▸ **Work to do**: Give the number of lines in the entries that contain "mmol". State only the count.

▸ **Material supplied**:
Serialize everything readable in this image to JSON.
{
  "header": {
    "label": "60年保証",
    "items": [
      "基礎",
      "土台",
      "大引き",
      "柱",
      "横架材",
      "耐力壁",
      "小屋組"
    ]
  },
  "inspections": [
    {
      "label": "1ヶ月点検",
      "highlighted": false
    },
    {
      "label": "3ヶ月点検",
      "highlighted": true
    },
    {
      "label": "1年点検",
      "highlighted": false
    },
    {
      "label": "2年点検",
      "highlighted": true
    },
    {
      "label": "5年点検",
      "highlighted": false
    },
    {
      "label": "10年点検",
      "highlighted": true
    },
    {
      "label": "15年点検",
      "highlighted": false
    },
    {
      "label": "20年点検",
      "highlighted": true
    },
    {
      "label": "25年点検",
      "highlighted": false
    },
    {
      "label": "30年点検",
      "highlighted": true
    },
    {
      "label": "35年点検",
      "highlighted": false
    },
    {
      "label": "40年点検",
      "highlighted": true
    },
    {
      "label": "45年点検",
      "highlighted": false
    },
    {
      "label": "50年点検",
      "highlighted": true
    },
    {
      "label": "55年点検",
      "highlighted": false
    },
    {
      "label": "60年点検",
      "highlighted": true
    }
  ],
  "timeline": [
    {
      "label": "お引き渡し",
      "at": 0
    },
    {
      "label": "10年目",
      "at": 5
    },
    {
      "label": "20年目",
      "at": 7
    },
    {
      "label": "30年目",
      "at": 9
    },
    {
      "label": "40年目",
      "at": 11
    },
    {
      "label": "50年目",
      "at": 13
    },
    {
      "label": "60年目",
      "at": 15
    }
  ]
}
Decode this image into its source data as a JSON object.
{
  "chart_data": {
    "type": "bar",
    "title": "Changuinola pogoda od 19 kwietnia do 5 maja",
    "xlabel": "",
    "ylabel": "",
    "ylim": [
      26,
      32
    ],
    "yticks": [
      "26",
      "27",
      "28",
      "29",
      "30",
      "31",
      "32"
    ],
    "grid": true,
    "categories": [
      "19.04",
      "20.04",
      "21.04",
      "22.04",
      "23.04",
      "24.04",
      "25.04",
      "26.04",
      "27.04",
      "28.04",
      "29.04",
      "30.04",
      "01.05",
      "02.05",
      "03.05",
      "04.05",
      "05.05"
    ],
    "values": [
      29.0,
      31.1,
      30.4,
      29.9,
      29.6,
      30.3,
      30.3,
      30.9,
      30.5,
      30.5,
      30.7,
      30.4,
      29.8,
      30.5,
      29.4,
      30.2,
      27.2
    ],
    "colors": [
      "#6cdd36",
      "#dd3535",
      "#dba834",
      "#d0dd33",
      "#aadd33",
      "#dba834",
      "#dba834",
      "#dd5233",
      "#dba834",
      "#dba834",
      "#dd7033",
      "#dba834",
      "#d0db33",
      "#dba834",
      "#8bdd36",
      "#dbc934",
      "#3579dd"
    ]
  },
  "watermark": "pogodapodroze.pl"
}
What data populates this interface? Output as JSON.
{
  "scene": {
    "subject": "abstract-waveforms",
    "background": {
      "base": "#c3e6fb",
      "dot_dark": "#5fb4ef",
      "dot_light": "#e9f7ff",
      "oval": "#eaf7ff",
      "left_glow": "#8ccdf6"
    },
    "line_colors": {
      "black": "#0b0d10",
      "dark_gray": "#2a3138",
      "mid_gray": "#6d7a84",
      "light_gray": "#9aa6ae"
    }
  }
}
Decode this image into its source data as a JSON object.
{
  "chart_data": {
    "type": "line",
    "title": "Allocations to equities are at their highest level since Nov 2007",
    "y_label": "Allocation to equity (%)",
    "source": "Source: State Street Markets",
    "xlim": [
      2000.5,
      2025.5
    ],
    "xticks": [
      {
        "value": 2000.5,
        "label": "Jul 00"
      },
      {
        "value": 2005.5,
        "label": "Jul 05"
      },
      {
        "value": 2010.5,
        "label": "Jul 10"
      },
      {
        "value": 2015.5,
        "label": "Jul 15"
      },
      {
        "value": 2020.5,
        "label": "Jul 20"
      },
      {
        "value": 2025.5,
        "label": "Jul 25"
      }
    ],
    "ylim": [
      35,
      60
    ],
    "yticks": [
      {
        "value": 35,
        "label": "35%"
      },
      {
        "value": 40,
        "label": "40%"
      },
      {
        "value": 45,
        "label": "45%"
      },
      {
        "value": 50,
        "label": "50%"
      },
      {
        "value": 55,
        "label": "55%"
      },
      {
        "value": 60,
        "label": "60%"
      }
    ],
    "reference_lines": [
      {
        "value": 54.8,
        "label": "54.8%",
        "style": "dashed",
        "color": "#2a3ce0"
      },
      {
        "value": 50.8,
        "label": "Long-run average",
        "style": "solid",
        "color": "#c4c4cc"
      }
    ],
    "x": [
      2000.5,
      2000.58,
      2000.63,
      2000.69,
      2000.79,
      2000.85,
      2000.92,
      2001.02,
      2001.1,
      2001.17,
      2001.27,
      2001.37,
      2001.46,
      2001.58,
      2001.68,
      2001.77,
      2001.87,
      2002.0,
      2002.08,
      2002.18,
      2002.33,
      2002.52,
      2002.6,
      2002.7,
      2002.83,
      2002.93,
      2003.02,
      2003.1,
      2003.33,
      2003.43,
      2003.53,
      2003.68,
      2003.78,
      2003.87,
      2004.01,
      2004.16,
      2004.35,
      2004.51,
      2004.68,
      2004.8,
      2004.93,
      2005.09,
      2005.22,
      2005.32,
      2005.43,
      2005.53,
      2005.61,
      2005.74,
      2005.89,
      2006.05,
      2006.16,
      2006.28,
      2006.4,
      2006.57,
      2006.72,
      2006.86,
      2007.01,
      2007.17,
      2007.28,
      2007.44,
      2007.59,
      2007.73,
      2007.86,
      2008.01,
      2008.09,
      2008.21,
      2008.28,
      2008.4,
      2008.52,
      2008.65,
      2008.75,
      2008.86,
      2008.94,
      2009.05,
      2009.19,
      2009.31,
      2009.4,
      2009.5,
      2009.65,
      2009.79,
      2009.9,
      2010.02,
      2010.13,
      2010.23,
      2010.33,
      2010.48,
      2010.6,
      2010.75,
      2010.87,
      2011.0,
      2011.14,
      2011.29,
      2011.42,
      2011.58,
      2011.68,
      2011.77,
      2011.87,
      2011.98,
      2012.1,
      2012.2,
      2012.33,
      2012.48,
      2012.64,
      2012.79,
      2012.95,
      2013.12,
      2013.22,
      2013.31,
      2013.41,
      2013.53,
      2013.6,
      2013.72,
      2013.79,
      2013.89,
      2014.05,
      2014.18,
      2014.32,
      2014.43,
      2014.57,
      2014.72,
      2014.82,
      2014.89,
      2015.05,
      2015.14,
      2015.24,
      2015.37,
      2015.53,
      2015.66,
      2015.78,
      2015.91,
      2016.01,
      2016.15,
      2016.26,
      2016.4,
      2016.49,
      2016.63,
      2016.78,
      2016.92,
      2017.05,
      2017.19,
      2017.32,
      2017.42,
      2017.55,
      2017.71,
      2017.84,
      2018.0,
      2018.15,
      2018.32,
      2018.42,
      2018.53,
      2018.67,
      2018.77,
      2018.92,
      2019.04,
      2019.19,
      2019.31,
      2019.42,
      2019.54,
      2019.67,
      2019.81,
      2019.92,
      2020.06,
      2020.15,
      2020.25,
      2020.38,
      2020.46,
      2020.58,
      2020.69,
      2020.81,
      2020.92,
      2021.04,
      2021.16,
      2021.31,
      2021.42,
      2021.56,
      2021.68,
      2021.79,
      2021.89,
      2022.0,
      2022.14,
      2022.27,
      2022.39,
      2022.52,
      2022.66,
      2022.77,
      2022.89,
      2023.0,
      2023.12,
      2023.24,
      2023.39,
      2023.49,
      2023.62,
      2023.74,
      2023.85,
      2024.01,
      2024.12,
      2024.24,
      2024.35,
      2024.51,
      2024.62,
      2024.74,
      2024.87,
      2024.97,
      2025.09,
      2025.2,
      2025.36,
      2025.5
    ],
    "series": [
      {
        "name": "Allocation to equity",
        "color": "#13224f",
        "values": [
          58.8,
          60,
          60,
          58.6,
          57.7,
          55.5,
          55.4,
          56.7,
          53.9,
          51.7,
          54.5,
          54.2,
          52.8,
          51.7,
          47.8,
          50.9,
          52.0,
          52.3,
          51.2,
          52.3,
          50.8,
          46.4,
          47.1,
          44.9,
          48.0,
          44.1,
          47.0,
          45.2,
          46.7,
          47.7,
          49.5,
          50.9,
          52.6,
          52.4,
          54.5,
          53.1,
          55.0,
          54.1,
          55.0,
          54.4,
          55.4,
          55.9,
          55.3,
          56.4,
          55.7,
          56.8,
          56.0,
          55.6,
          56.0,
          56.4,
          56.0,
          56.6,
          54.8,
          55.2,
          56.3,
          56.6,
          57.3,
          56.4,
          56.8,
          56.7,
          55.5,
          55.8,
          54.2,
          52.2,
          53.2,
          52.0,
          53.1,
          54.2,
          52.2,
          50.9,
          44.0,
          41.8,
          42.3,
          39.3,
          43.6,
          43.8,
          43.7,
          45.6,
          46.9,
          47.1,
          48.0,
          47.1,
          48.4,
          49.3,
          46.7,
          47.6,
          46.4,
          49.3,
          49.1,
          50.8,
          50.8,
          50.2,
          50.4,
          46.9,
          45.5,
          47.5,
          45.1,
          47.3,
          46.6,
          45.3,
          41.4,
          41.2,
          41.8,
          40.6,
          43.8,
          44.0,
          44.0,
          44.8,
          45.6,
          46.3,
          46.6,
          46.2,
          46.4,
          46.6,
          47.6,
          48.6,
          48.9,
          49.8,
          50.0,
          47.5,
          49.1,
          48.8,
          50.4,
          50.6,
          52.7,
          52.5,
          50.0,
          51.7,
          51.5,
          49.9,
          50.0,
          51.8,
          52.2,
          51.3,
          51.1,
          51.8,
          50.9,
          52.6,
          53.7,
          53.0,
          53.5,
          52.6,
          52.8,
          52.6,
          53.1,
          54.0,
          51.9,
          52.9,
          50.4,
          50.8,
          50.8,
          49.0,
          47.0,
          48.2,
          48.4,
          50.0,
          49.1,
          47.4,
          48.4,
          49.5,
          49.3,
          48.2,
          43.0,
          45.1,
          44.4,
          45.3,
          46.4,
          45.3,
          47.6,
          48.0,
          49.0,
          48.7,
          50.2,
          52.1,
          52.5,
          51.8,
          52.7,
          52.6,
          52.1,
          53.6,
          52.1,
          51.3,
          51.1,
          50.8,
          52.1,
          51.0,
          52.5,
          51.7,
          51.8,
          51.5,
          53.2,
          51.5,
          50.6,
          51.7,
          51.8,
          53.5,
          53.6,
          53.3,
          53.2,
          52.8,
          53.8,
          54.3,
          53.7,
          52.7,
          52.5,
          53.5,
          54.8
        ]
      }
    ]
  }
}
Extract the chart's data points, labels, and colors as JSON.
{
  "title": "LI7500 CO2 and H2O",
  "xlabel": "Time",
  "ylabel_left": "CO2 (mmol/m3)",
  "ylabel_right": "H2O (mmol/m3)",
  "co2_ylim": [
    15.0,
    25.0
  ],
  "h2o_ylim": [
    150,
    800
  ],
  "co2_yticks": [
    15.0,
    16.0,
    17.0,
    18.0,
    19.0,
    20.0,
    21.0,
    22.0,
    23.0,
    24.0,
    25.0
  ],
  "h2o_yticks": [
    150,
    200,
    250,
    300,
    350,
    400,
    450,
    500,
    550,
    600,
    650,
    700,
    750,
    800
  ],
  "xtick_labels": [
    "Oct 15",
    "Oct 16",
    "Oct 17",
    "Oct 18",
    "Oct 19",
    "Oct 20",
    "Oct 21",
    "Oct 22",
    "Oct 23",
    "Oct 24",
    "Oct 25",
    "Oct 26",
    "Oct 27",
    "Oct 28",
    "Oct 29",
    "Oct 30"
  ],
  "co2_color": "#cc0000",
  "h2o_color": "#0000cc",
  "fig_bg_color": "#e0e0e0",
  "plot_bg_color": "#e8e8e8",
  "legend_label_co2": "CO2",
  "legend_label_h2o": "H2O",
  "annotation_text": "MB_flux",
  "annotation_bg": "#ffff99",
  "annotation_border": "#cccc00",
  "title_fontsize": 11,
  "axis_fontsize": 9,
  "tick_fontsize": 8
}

▸ **Solution to this problem**: 2